--- Start of LISTING ---

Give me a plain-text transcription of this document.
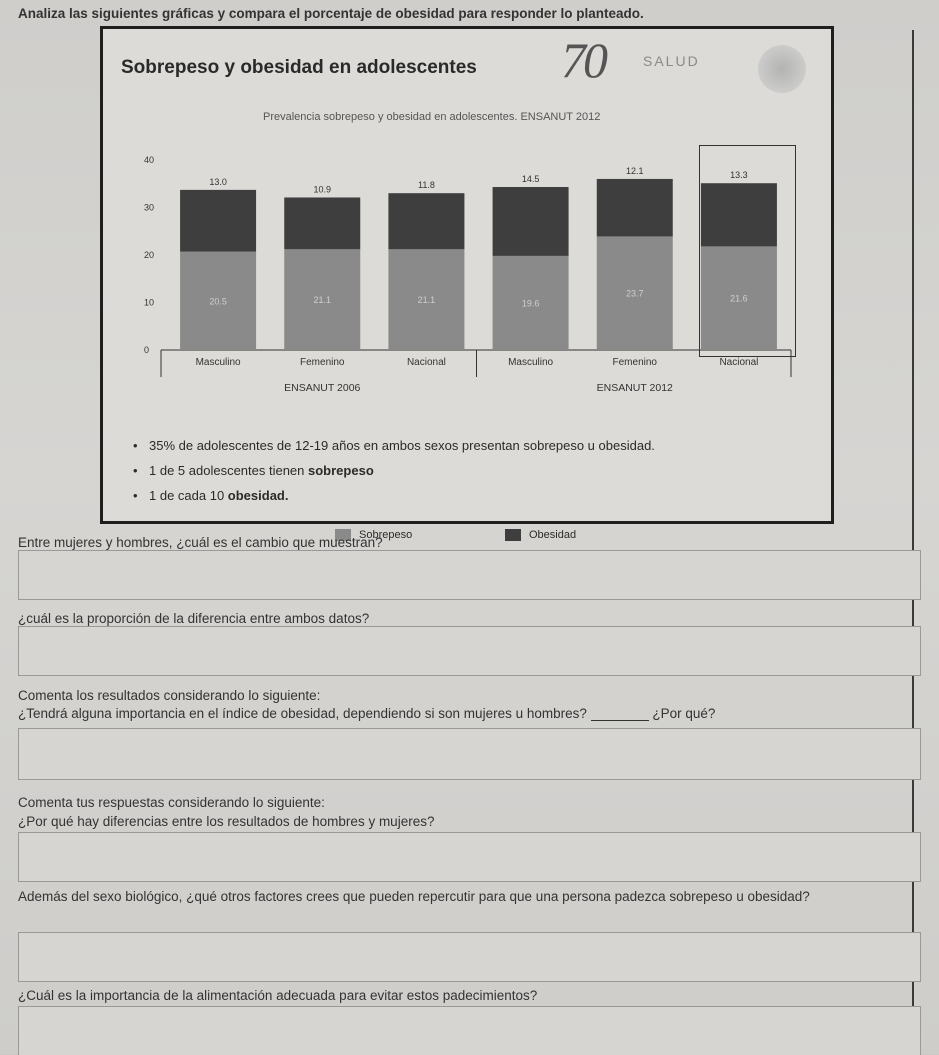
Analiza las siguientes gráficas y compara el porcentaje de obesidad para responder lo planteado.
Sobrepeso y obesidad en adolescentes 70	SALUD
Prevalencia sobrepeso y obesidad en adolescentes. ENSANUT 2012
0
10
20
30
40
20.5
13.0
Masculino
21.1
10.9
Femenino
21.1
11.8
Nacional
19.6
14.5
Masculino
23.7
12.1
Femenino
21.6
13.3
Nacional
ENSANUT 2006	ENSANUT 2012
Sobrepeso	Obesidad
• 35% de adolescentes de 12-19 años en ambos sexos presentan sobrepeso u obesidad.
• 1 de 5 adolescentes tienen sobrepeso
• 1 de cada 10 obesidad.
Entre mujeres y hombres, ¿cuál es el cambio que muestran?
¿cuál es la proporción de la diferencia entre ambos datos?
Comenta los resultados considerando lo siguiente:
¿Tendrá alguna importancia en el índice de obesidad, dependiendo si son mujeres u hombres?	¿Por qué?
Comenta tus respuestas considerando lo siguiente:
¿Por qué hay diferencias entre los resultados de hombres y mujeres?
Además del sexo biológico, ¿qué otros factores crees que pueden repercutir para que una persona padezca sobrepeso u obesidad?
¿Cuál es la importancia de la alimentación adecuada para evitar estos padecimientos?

--- End of LISTING ---
--- Start of LISTING ---

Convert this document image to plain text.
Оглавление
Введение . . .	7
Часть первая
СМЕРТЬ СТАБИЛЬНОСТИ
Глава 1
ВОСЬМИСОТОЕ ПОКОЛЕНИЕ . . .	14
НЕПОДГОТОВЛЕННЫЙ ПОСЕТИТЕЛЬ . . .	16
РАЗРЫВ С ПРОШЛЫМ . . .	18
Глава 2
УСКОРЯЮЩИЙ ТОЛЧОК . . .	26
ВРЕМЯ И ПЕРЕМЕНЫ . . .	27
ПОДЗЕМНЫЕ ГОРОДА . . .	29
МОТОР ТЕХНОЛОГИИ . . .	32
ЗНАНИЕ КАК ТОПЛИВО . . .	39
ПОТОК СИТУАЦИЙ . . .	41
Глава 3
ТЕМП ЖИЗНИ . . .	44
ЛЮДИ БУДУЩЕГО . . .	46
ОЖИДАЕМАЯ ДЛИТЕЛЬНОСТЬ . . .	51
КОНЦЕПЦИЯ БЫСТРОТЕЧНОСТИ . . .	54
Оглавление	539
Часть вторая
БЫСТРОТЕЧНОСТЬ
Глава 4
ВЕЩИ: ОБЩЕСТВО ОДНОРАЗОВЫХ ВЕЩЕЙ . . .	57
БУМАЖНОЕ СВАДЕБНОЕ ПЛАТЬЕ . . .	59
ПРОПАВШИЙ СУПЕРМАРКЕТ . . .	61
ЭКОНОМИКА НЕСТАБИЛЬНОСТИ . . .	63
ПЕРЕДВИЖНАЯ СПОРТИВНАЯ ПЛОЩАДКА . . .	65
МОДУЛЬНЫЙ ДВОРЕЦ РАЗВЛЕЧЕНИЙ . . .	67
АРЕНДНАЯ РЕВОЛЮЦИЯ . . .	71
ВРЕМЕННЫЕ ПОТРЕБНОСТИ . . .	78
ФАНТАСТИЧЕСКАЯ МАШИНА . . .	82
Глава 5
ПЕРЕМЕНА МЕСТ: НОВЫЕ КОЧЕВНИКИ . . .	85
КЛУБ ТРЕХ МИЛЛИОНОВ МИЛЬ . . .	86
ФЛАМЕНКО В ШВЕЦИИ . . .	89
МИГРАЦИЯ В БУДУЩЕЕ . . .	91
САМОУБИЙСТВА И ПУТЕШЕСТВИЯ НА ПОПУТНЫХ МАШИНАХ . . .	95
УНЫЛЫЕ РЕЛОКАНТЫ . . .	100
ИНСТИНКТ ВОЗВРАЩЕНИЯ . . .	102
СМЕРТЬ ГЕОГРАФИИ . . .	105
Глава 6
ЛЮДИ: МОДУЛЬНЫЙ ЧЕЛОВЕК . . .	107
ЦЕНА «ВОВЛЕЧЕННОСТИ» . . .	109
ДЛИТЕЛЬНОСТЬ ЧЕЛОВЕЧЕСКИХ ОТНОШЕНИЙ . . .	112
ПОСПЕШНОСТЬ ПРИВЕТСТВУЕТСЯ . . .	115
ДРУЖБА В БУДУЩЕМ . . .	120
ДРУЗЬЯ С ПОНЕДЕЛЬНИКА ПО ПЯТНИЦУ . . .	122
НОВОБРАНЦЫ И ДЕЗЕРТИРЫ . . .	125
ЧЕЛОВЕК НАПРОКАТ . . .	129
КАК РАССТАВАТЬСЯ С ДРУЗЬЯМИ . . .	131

--- End of LISTING ---

SHORT TASK: Take each line of the material that contains the word "mujeres" and list it.

RESULT OF THIS EXERCISE:
Entre mujeres y hombres, ¿cuál es el cambio que muestran?
¿Tendrá alguna importancia en el índice de obesidad, dependiendo si son mujeres u hombres?	¿Por qué?
¿Por qué hay diferencias entre los resultados de hombres y mujeres?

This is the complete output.